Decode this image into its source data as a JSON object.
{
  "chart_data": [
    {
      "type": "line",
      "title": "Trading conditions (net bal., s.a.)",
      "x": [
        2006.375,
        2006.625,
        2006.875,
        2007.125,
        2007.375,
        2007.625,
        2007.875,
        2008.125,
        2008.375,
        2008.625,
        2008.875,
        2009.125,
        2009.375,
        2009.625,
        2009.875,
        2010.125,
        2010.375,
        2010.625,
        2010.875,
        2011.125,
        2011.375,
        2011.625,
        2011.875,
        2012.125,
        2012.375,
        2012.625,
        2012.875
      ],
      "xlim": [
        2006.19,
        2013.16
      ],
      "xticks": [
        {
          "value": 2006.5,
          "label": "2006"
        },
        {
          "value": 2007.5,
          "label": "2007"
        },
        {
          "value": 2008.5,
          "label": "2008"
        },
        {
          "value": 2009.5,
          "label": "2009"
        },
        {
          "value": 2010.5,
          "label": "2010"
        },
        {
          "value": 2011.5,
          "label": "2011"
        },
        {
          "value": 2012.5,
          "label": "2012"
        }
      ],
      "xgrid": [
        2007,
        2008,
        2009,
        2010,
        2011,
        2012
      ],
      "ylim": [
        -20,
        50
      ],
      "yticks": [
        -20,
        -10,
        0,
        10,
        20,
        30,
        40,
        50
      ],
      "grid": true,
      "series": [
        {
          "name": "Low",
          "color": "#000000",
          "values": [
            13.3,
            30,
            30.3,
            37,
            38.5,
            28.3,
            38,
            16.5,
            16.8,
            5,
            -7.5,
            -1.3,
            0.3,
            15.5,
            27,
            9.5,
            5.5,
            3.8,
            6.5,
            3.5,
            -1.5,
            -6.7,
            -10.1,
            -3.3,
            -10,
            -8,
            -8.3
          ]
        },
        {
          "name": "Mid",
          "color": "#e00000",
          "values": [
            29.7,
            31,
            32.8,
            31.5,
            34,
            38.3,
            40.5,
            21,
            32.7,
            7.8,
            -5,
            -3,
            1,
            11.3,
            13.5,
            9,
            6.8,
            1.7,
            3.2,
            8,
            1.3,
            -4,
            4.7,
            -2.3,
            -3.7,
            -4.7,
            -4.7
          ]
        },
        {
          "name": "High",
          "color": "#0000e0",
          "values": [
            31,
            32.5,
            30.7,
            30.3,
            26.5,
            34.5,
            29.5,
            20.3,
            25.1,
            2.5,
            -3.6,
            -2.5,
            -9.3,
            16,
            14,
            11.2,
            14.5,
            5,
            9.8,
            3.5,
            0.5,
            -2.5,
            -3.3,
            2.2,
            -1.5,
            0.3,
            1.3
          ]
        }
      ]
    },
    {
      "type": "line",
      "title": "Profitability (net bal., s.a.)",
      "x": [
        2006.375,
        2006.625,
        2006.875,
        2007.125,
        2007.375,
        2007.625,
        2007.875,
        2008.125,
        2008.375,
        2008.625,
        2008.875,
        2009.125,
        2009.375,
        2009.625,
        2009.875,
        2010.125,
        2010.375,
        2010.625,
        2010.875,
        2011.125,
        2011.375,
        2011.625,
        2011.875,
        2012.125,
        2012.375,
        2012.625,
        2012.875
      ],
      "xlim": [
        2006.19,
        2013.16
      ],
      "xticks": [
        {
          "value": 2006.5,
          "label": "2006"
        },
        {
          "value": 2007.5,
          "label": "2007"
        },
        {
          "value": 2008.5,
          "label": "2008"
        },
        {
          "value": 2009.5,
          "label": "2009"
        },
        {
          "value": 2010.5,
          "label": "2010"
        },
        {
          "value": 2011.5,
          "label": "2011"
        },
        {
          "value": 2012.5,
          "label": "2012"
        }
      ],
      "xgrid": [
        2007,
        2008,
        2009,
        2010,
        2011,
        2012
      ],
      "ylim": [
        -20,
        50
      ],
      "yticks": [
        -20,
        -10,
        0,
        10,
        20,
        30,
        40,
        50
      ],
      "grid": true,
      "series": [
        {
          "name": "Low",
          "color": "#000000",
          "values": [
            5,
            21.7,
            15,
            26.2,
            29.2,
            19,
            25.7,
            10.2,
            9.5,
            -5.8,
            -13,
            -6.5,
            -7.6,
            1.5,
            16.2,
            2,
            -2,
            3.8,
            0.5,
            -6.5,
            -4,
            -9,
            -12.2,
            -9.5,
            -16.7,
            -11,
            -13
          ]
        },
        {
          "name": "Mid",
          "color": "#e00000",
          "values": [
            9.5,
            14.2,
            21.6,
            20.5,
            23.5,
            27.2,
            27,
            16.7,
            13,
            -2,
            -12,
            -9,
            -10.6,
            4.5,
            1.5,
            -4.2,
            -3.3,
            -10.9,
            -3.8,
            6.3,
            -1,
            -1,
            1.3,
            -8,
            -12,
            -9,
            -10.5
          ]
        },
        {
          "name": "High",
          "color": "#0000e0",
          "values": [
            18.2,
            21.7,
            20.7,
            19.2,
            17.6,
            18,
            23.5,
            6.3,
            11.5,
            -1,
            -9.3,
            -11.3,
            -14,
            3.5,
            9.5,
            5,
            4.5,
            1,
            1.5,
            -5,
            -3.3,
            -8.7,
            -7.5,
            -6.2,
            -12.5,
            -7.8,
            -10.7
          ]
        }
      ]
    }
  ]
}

--*--

TASK DESCRIPTION - Copy out the data shown above without altering anything.

WRITTEN ANSWER -
Decode this image into its source data as a JSON object.
{
  "chart_data": [
    {
      "type": "line",
      "title": "Trading conditions (net bal., s.a.)",
      "x": [
        2006.375,
        2006.625,
        2006.875,
        2007.125,
        2007.375,
        2007.625,
        2007.875,
        2008.125,
        2008.375,
        2008.625,
        2008.875,
        2009.125,
        2009.375,
        2009.625,
        2009.875,
        2010.125,
        2010.375,
        2010.625,
        2010.875,
        2011.125,
        2011.375,
        2011.625,
        2011.875,
        2012.125,
        2012.375,
        2012.625,
        2012.875
      ],
      "xlim": [
        2006.19,
        2013.16
      ],
      "xticks": [
        {
          "value": 2006.5,
          "label": "2006"
        },
        {
          "value": 2007.5,
          "label": "2007"
        },
        {
          "value": 2008.5,
          "label": "2008"
        },
        {
          "value": 2009.5,
          "label": "2009"
        },
        {
          "value": 2010.5,
          "label": "2010"
        },
        {
          "value": 2011.5,
          "label": "2011"
        },
        {
          "value": 2012.5,
          "label": "2012"
        }
      ],
      "xgrid": [
        2007,
        2008,
        2009,
        2010,
        2011,
        2012
      ],
      "ylim": [
        -20,
        50
      ],
      "yticks": [
        -20,
        -10,
        0,
        10,
        20,
        30,
        40,
        50
      ],
      "grid": true,
      "series": [
        {
          "name": "Low",
          "color": "#000000",
          "values": [
            13.3,
            30,
            30.3,
            37,
            38.5,
            28.3,
            38,
            16.5,
            16.8,
            5,
            -7.5,
            -1.3,
            0.3,
            15.5,
            27,
            9.5,
            5.5,
            3.8,
            6.5,
            3.5,
            -1.5,
            -6.7,
            -10.1,
            -3.3,
            -10,
            -8,
            -8.3
          ]
        },
        {
          "name": "Mid",
          "color": "#e00000",
          "values": [
            29.7,
            31,
            32.8,
            31.5,
            34,
            38.3,
            40.5,
            21,
            32.7,
            7.8,
            -5,
            -3,
            1,
            11.3,
            13.5,
            9,
            6.8,
            1.7,
            3.2,
            8,
            1.3,
            -4,
            4.7,
            -2.3,
            -3.7,
            -4.7,
            -4.7
          ]
        },
        {
          "name": "High",
          "color": "#0000e0",
          "values": [
            31,
            32.5,
            30.7,
            30.3,
            26.5,
            34.5,
            29.5,
            20.3,
            25.1,
            2.5,
            -3.6,
            -2.5,
            -9.3,
            16,
            14,
            11.2,
            14.5,
            5,
            9.8,
            3.5,
            0.5,
            -2.5,
            -3.3,
            2.2,
            -1.5,
            0.3,
            1.3
          ]
        }
      ]
    },
    {
      "type": "line",
      "title": "Profitability (net bal., s.a.)",
      "x": [
        2006.375,
        2006.625,
        2006.875,
        2007.125,
        2007.375,
        2007.625,
        2007.875,
        2008.125,
        2008.375,
        2008.625,
        2008.875,
        2009.125,
        2009.375,
        2009.625,
        2009.875,
        2010.125,
        2010.375,
        2010.625,
        2010.875,
        2011.125,
        2011.375,
        2011.625,
        2011.875,
        2012.125,
        2012.375,
        2012.625,
        2012.875
      ],
      "xlim": [
        2006.19,
        2013.16
      ],
      "xticks": [
        {
          "value": 2006.5,
          "label": "2006"
        },
        {
          "value": 2007.5,
          "label": "2007"
        },
        {
          "value": 2008.5,
          "label": "2008"
        },
        {
          "value": 2009.5,
          "label": "2009"
        },
        {
          "value": 2010.5,
          "label": "2010"
        },
        {
          "value": 2011.5,
          "label": "2011"
        },
        {
          "value": 2012.5,
          "label": "2012"
        }
      ],
      "xgrid": [
        2007,
        2008,
        2009,
        2010,
        2011,
        2012
      ],
      "ylim": [
        -20,
        50
      ],
      "yticks": [
        -20,
        -10,
        0,
        10,
        20,
        30,
        40,
        50
      ],
      "grid": true,
      "series": [
        {
          "name": "Low",
          "color": "#000000",
          "values": [
            5,
            21.7,
            15,
            26.2,
            29.2,
            19,
            25.7,
            10.2,
            9.5,
            -5.8,
            -13,
            -6.5,
            -7.6,
            1.5,
            16.2,
            2,
            -2,
            3.8,
            0.5,
            -6.5,
            -4,
            -9,
            -12.2,
            -9.5,
            -16.7,
            -11,
            -13
          ]
        },
        {
          "name": "Mid",
          "color": "#e00000",
          "values": [
            9.5,
            14.2,
            21.6,
            20.5,
            23.5,
            27.2,
            27,
            16.7,
            13,
            -2,
            -12,
            -9,
            -10.6,
            4.5,
            1.5,
            -4.2,
            -3.3,
            -10.9,
            -3.8,
            6.3,
            -1,
            -1,
            1.3,
            -8,
            -12,
            -9,
            -10.5
          ]
        },
        {
          "name": "High",
          "color": "#0000e0",
          "values": [
            18.2,
            21.7,
            20.7,
            19.2,
            17.6,
            18,
            23.5,
            6.3,
            11.5,
            -1,
            -9.3,
            -11.3,
            -14,
            3.5,
            9.5,
            5,
            4.5,
            1,
            1.5,
            -5,
            -3.3,
            -8.7,
            -7.5,
            -6.2,
            -12.5,
            -7.8,
            -10.7
          ]
        }
      ]
    }
  ]
}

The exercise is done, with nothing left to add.